Task => Read the lines below. Copy out any that hold the string "icon".

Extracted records
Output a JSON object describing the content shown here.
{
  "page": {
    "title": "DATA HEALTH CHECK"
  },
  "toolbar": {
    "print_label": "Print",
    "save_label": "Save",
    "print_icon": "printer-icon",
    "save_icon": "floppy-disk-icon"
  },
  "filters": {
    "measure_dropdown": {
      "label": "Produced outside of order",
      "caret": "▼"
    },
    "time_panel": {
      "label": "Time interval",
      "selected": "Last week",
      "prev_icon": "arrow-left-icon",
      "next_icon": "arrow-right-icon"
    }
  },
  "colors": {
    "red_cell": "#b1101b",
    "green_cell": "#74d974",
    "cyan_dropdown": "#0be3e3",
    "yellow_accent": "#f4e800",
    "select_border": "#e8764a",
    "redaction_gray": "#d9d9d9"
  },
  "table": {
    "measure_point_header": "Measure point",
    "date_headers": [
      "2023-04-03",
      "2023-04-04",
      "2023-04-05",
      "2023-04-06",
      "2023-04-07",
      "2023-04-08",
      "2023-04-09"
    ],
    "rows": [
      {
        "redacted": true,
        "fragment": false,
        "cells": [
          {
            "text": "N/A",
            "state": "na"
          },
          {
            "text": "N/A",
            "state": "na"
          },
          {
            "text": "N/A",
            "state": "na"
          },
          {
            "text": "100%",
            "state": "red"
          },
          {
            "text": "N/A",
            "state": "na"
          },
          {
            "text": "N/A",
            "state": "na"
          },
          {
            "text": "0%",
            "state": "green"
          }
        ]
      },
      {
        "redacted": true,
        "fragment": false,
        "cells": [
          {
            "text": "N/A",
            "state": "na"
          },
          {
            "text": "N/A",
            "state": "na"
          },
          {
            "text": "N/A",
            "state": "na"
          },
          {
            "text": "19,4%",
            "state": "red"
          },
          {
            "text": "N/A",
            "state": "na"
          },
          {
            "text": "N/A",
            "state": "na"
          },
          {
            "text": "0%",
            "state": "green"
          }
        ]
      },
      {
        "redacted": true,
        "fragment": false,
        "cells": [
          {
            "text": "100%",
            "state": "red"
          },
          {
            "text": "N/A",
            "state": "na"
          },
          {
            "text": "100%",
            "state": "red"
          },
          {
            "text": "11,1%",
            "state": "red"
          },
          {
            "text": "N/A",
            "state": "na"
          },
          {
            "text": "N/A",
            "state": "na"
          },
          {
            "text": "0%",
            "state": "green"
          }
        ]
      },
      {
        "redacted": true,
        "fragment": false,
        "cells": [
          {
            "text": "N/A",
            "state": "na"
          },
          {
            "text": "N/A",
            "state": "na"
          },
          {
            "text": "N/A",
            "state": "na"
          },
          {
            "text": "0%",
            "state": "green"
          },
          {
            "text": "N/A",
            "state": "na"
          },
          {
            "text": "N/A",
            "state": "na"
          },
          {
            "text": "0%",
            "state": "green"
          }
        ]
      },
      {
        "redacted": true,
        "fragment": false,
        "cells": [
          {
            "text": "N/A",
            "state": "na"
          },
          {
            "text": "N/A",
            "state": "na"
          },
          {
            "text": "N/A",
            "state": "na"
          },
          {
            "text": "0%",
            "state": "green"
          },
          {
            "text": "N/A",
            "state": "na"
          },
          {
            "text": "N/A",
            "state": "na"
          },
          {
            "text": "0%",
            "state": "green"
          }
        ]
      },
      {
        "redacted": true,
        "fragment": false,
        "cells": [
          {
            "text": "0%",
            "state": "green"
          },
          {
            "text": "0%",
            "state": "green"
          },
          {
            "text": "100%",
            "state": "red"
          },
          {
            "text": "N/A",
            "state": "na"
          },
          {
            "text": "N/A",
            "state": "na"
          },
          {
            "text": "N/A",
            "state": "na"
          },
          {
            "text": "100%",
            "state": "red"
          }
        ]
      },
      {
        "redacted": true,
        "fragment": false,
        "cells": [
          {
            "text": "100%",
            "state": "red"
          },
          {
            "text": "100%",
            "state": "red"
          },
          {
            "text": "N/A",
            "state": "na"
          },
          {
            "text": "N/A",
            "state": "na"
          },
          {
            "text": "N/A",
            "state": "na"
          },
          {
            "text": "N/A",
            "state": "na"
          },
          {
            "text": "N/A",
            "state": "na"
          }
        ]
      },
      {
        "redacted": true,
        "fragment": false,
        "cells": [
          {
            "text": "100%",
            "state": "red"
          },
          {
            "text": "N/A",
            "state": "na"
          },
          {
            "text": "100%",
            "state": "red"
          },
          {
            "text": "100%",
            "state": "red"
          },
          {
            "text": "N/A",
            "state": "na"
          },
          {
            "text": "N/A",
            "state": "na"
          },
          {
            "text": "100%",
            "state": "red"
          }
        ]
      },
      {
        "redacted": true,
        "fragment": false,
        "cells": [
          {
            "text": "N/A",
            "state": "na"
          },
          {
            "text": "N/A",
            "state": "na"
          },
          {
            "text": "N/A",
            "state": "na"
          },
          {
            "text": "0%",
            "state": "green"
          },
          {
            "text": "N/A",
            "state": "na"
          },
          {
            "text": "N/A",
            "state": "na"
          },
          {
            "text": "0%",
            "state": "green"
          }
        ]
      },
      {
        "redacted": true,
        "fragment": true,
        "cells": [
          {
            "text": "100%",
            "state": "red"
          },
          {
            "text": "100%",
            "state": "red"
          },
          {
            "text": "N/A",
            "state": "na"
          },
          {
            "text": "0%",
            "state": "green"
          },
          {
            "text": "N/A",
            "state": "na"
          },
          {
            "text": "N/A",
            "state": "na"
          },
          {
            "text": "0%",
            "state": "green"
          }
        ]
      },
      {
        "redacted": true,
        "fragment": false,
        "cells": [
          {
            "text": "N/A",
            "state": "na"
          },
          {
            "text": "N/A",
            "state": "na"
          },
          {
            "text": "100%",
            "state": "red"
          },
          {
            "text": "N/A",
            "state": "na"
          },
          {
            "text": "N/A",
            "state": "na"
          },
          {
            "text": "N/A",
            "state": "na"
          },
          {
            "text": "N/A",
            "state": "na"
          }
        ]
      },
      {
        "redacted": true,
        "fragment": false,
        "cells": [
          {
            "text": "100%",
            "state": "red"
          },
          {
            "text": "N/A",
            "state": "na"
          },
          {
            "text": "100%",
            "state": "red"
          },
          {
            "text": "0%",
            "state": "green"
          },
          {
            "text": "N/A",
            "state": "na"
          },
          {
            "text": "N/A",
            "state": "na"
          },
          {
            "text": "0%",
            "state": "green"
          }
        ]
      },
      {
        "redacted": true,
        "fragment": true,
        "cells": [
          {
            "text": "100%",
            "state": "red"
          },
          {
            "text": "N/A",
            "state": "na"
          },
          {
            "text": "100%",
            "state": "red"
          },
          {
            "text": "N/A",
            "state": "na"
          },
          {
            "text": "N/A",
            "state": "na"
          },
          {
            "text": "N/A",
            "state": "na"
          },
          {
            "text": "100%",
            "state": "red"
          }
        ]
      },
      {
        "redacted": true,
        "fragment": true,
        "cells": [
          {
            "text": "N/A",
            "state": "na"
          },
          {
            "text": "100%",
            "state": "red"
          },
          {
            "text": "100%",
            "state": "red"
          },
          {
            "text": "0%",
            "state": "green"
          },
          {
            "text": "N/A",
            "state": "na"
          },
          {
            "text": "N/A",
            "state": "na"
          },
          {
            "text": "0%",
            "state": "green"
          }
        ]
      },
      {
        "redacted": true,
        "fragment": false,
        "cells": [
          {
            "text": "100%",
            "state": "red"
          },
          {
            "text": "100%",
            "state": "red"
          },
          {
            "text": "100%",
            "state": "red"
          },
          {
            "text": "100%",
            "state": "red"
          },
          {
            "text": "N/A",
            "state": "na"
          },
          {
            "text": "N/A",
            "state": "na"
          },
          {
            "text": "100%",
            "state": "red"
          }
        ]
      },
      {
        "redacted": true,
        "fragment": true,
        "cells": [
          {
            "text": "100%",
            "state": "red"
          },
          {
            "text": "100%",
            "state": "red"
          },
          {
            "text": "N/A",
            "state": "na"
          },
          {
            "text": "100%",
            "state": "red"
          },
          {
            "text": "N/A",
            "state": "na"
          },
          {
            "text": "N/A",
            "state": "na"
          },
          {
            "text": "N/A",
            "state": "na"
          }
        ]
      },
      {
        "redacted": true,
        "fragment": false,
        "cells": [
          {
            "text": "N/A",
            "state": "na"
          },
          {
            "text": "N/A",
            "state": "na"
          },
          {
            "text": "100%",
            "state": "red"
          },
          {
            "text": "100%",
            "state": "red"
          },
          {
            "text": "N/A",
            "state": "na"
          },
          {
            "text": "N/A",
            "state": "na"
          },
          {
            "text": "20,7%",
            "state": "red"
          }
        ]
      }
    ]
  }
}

Exercise result =>
    "print_icon": "printer-icon",
    "save_icon": "floppy-disk-icon"
      "prev_icon": "arrow-left-icon",
      "next_icon": "arrow-right-icon"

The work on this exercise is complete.